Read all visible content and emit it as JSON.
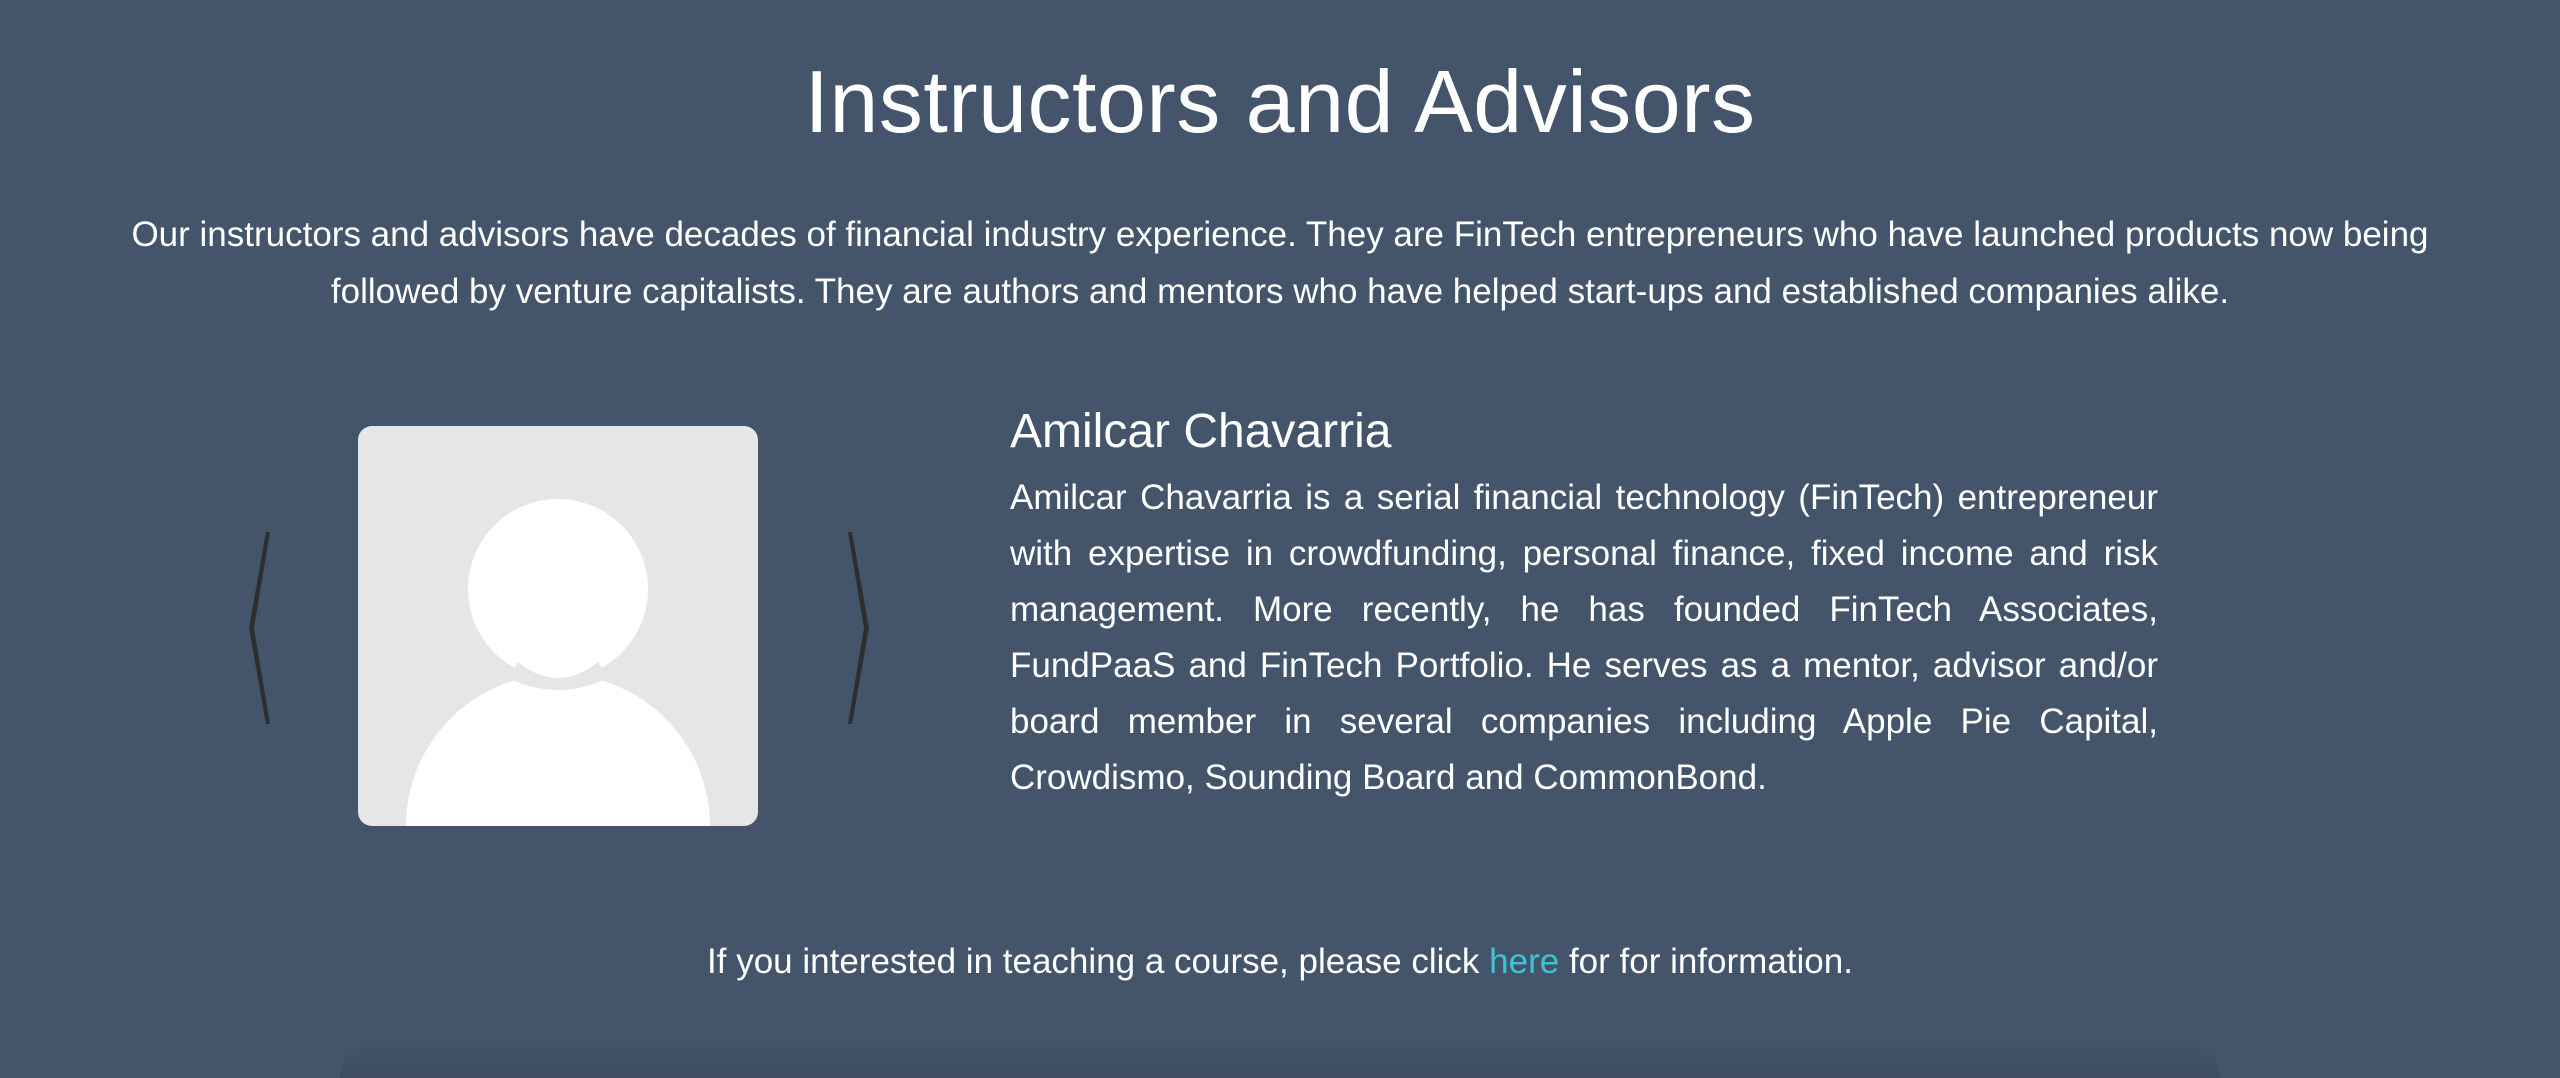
{
  "section": {
    "title": "Instructors and Advisors",
    "intro": "Our instructors and advisors have decades of financial industry experience. They are FinTech entrepreneurs who have launched products now being followed by venture capitalists. They are authors and mentors who have helped start-ups and established companies alike."
  },
  "carousel": {
    "prev_icon": "chevron-left-icon",
    "next_icon": "chevron-right-icon",
    "avatar_icon": "user-placeholder-icon",
    "slide": {
      "name": "Amilcar Chavarria",
      "bio": "Amilcar Chavarria is a serial financial technology (FinTech) entrepreneur with expertise in crowdfunding, personal finance, fixed income and risk management. More recently, he has founded FinTech Associates, FundPaaS and FinTech Portfolio. He serves as a mentor, advisor and/or board member in several companies including Apple Pie Capital, Crowdismo, Sounding Board and CommonBond."
    }
  },
  "cta": {
    "before": "If you interested in teaching a course, please click ",
    "link": "here",
    "after": " for for information."
  },
  "colors": {
    "background": "#44546b",
    "text": "#ffffff",
    "link": "#3fc1d6",
    "avatar_bg": "#e6e6e6",
    "arrow": "#2e2e2e"
  }
}
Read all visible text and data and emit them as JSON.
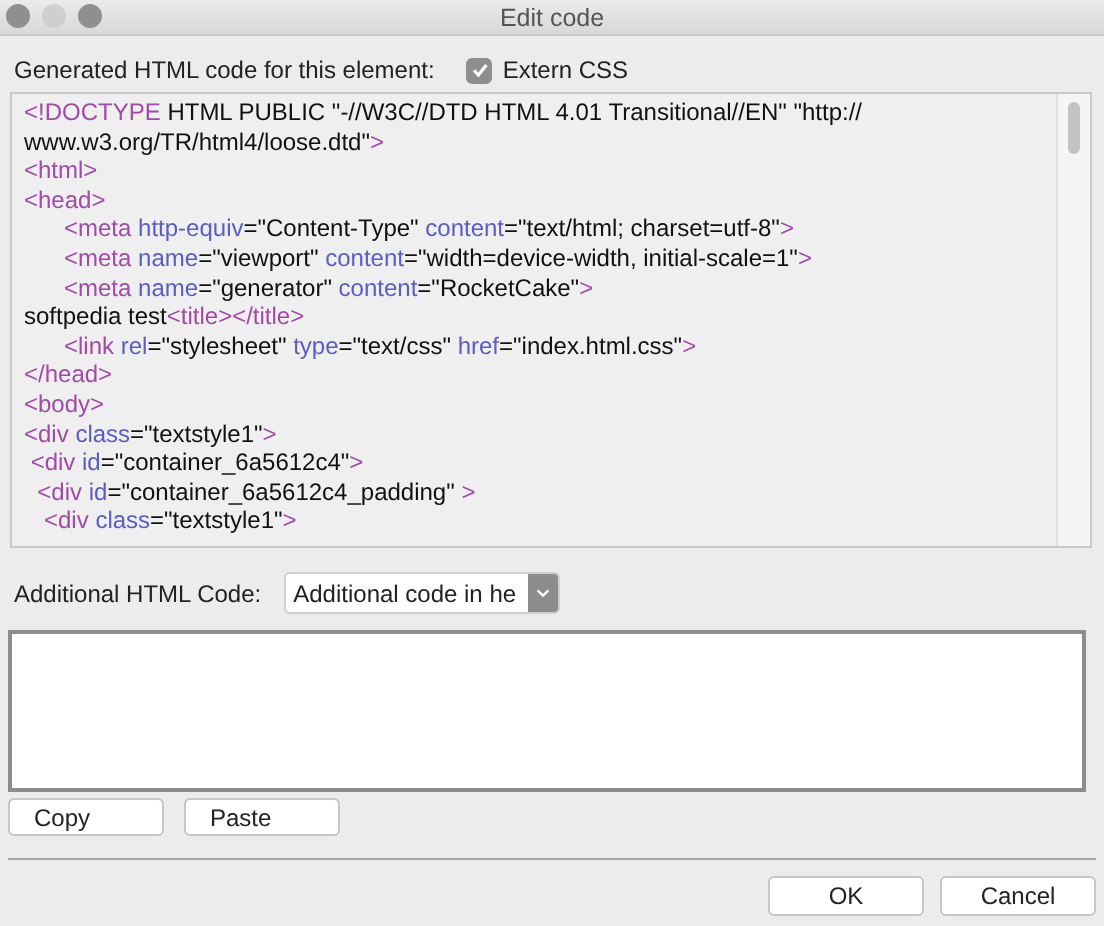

* SET EXERCISE:
Return each line from the material above exactly, but not the pictures.

* ANSWER TO THE TASK:
Read all visible content and emit it as JSON.
{
  "section": {
    "title": "Instructors and Advisors",
    "intro": "Our instructors and advisors have decades of financial industry experience. They are FinTech entrepreneurs who have launched products now being followed by venture capitalists. They are authors and mentors who have helped start-ups and established companies alike."
  },
  "carousel": {
    "prev_icon": "chevron-left-icon",
    "next_icon": "chevron-right-icon",
    "avatar_icon": "user-placeholder-icon",
    "slide": {
      "name": "Amilcar Chavarria",
      "bio": "Amilcar Chavarria is a serial financial technology (FinTech) entrepreneur with expertise in crowdfunding, personal finance, fixed income and risk management. More recently, he has founded FinTech Associates, FundPaaS and FinTech Portfolio. He serves as a mentor, advisor and/or board member in several companies including Apple Pie Capital, Crowdismo, Sounding Board and CommonBond."
    }
  },
  "cta": {
    "before": "If you interested in teaching a course, please click ",
    "link": "here",
    "after": " for for information."
  },
  "colors": {
    "background": "#44546b",
    "text": "#ffffff",
    "link": "#3fc1d6",
    "avatar_bg": "#e6e6e6",
    "arrow": "#2e2e2e"
  }
}
Read all visible text and data and emit them as JSON.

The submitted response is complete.